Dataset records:
* * * * *

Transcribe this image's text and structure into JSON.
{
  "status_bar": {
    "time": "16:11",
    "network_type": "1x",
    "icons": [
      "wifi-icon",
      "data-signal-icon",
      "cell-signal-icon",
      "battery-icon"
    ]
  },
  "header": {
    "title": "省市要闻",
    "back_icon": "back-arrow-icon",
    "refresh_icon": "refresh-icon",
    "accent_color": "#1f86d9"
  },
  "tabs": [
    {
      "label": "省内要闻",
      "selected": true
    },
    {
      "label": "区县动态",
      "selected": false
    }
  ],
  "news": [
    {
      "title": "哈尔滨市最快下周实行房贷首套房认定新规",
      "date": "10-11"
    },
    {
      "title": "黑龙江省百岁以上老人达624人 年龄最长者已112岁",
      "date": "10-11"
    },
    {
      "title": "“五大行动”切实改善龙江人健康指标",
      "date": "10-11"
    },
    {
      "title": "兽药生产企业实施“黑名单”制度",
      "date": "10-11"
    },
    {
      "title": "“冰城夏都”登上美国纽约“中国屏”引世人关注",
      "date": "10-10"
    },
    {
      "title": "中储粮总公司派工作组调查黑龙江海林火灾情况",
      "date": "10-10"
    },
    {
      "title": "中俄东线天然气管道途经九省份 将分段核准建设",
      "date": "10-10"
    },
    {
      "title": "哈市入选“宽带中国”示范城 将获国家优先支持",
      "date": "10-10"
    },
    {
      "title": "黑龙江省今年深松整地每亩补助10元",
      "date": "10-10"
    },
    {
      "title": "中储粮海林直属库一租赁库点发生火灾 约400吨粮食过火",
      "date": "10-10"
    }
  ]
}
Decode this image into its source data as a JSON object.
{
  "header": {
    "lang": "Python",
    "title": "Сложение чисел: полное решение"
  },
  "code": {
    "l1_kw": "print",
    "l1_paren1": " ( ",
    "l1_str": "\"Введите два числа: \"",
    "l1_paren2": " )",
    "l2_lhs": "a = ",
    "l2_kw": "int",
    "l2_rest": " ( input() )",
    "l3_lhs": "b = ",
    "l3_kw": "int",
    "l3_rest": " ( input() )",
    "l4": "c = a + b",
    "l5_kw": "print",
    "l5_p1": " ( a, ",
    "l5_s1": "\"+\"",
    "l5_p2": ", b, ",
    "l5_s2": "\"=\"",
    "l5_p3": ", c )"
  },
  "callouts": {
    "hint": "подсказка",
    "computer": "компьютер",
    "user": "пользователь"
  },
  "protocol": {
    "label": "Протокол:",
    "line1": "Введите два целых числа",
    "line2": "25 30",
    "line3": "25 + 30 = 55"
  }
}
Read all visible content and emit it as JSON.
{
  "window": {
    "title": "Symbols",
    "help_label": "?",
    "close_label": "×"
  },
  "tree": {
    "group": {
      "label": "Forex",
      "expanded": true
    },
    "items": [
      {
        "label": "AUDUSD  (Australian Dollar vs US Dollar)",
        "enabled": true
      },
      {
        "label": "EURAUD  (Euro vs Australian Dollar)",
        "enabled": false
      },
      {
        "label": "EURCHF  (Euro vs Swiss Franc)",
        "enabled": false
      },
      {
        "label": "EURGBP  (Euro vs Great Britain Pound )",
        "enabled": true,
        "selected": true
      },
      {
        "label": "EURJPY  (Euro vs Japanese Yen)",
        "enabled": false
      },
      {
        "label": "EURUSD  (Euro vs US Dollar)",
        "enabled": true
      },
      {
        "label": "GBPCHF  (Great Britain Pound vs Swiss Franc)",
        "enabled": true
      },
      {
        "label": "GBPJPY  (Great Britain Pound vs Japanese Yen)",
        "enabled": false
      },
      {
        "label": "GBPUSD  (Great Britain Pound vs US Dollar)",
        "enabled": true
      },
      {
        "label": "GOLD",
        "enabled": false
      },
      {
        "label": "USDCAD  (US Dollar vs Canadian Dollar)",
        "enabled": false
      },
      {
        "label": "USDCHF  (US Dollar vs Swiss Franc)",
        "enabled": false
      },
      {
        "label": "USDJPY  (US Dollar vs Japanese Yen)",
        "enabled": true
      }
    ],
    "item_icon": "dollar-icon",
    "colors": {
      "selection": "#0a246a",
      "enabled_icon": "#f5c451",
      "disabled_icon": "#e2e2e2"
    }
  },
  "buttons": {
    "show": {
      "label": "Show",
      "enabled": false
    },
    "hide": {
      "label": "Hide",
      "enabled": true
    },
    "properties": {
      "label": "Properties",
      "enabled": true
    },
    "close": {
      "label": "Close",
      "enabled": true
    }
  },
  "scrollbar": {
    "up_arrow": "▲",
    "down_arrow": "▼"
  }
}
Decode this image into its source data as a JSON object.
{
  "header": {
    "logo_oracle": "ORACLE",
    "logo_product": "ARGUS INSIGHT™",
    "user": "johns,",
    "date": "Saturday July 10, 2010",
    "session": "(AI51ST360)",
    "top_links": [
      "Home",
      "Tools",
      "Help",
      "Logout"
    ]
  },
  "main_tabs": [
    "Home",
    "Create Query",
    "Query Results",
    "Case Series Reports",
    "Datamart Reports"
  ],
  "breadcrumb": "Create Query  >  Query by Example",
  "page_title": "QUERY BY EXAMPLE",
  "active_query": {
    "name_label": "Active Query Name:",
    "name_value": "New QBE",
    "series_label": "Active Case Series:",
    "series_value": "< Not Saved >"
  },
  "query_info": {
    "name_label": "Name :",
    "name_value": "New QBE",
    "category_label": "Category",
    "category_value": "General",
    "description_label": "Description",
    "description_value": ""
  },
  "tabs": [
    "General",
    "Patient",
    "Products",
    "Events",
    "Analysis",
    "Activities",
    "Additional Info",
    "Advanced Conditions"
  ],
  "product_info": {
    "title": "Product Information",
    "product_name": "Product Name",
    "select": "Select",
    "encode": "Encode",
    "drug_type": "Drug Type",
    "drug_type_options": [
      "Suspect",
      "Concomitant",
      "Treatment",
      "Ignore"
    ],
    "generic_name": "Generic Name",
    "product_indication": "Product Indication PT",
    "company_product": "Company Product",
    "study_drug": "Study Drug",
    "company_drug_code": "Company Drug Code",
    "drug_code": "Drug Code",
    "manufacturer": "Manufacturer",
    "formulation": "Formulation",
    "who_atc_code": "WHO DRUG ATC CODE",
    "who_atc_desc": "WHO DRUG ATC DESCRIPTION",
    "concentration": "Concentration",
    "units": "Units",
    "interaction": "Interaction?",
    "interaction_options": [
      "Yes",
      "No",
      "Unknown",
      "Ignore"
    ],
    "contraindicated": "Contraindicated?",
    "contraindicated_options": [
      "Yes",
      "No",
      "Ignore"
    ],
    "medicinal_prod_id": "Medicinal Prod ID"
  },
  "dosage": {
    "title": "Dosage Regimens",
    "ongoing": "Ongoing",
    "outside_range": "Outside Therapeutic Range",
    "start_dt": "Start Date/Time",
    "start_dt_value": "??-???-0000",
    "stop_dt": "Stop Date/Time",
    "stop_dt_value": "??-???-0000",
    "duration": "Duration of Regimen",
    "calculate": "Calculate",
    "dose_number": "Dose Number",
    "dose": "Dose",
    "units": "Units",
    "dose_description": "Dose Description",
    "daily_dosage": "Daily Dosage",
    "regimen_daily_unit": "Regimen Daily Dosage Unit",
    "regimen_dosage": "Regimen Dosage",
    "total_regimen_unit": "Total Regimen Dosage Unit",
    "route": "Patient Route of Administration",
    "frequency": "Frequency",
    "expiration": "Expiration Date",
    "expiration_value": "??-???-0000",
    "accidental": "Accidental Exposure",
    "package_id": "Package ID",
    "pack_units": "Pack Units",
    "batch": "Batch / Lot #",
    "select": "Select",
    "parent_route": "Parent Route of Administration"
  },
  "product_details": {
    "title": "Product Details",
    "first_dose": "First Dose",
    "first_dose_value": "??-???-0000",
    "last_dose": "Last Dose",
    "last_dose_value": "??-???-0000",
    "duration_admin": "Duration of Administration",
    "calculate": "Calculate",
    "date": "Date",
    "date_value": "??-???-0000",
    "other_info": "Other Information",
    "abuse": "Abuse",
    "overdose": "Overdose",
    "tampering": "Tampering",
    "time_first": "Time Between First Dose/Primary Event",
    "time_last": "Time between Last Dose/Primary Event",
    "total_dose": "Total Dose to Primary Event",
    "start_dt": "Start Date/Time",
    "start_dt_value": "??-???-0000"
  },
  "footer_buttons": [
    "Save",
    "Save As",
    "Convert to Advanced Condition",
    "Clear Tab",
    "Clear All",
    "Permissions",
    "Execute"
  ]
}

* * * * *

What is being asked: How many lines of the data contain the word "числа"? Answer with the number alone.

Output: 2